(Element box records)
*****

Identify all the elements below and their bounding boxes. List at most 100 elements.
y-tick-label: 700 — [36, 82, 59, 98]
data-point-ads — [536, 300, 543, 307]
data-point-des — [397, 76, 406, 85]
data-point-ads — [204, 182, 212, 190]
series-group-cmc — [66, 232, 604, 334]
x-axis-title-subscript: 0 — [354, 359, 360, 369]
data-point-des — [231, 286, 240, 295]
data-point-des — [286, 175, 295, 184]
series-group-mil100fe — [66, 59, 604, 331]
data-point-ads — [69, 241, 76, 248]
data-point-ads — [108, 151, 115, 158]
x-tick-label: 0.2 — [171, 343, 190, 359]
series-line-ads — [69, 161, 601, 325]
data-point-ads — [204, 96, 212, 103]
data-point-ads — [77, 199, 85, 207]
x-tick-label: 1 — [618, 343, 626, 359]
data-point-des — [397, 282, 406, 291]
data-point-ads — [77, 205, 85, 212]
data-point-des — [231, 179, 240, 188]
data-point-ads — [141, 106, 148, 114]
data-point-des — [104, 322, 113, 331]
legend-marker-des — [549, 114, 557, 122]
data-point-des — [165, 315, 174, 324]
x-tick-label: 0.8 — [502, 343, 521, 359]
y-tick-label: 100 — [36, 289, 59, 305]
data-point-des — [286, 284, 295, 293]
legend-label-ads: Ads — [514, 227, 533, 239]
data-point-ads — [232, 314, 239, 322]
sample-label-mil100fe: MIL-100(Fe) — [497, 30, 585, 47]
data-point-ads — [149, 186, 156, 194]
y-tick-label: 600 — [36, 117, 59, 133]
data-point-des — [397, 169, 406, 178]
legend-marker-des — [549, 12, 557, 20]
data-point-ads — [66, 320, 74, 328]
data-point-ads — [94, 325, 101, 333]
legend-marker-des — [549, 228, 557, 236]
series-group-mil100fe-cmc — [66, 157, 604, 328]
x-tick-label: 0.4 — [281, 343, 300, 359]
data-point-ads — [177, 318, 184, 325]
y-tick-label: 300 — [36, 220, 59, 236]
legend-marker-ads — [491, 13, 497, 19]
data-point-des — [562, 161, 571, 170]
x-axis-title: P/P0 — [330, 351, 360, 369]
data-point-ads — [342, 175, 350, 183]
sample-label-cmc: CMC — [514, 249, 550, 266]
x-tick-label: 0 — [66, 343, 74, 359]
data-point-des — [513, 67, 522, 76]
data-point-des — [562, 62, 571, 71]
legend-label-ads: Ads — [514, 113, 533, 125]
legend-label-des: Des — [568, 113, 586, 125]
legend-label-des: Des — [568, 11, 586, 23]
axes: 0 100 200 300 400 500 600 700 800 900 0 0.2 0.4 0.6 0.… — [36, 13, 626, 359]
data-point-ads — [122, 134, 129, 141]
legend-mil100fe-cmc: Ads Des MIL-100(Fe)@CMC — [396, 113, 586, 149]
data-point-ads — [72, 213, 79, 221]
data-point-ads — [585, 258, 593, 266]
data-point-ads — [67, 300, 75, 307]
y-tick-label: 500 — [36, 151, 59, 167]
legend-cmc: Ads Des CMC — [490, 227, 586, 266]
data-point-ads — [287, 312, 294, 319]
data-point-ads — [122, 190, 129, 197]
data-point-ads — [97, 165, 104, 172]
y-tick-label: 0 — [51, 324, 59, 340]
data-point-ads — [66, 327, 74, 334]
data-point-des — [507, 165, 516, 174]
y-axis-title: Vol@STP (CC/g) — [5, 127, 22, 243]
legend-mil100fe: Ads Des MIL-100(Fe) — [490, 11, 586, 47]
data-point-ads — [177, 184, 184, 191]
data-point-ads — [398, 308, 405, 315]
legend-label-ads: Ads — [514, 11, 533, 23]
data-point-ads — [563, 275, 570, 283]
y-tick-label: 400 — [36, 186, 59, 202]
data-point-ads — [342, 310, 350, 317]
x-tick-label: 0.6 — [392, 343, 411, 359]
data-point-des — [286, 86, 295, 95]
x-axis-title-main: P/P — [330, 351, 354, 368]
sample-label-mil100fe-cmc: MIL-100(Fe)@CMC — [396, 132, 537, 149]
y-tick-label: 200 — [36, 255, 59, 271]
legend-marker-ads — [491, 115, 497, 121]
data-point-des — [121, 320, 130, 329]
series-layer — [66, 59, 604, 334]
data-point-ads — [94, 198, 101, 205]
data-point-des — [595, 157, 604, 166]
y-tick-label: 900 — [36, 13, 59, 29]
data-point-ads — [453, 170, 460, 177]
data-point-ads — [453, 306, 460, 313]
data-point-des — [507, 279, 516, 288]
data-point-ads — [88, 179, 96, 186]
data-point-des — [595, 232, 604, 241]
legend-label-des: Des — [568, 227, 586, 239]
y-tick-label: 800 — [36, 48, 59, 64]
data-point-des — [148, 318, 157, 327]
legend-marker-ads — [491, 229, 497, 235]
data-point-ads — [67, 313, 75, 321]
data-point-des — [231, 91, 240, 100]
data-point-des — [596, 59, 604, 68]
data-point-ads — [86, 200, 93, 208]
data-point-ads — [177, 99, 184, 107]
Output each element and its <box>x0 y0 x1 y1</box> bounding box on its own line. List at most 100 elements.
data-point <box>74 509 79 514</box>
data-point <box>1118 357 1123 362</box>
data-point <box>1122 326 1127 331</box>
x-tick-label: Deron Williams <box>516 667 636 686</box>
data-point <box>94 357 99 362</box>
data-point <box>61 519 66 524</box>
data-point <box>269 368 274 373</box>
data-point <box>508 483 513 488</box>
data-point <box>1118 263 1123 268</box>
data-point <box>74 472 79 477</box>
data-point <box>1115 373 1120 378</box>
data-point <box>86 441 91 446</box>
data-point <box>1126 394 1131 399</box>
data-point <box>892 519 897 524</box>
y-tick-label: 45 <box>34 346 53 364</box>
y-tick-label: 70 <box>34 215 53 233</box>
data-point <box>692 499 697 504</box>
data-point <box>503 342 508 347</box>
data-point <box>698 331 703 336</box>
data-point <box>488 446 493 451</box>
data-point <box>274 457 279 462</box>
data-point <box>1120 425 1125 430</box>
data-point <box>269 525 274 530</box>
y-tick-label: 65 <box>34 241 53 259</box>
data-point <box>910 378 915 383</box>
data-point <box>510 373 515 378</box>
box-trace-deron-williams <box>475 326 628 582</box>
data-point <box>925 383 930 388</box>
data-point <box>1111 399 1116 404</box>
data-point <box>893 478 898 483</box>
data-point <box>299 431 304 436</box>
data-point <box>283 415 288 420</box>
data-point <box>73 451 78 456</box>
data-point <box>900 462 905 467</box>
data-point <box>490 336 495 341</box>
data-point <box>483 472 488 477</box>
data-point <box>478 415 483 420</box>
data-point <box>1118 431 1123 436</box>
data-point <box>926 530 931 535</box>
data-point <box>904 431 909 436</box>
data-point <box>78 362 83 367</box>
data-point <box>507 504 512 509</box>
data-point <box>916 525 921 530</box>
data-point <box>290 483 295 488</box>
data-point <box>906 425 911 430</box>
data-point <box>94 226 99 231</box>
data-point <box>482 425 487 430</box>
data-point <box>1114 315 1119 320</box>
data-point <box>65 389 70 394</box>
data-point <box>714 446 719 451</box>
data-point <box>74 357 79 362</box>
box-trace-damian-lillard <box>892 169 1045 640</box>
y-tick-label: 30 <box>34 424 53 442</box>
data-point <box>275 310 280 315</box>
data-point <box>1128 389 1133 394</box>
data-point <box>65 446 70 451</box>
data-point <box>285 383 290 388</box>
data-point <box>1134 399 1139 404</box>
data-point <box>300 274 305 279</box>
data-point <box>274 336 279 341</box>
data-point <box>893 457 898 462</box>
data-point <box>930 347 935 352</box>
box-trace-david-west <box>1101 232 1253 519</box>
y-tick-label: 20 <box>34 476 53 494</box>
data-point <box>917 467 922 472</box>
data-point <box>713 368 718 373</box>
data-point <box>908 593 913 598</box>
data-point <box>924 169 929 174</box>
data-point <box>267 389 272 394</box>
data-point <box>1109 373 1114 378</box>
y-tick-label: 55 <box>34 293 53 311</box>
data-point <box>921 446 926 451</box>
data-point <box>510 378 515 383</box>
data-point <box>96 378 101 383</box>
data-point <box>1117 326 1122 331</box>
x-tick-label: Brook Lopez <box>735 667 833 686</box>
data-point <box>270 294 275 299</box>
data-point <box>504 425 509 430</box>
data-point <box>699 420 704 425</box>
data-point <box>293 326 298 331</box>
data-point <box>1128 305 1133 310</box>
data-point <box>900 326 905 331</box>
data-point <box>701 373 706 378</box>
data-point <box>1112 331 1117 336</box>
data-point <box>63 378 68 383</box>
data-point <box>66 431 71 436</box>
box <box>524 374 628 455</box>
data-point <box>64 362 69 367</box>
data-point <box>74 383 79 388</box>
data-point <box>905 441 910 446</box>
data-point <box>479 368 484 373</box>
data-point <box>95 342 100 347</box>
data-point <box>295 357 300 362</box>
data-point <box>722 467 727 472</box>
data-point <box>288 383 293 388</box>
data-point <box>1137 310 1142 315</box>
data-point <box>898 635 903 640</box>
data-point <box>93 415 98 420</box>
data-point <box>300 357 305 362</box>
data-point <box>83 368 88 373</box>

*****

▶ **EXERCISE**
Which lines in the rows above contain the string "List"? Collect every one of them and copy each line in full.

▶ **CORRECT OUTPUT**
Identify all the elements below and their bounding boxes. List at most 100 elements.
Output each element and its <box>x0 y0 x1 y1</box> bounding box on its own line. List at most 100 elements.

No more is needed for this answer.